(Recorded data)
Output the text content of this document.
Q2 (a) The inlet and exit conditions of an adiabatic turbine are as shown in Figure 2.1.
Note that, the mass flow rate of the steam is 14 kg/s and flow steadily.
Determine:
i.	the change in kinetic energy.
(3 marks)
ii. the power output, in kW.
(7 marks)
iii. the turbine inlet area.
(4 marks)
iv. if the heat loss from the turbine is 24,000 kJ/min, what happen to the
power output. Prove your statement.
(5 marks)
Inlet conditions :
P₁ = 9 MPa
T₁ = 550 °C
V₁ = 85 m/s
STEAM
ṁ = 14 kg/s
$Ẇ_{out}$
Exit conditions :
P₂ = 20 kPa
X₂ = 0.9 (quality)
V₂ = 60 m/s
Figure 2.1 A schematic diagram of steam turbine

▶ **The problem**
Print the whole listing again, exactly.

▶ **Answer for this exercise**
Output the text content of this document.
Q2 (a) The inlet and exit conditions of an adiabatic turbine are as shown in Figure 2.1.
Note that, the mass flow rate of the steam is 14 kg/s and flow steadily.
Determine:
i.	the change in kinetic energy.
(3 marks)
ii. the power output, in kW.
(7 marks)
iii. the turbine inlet area.
(4 marks)
iv. if the heat loss from the turbine is 24,000 kJ/min, what happen to the
power output. Prove your statement.
(5 marks)
Inlet conditions :
P₁ = 9 MPa
T₁ = 550 °C
V₁ = 85 m/s
STEAM
ṁ = 14 kg/s
$Ẇ_{out}$
Exit conditions :
P₂ = 20 kPa
X₂ = 0.9 (quality)
V₂ = 60 m/s
Figure 2.1 A schematic diagram of steam turbine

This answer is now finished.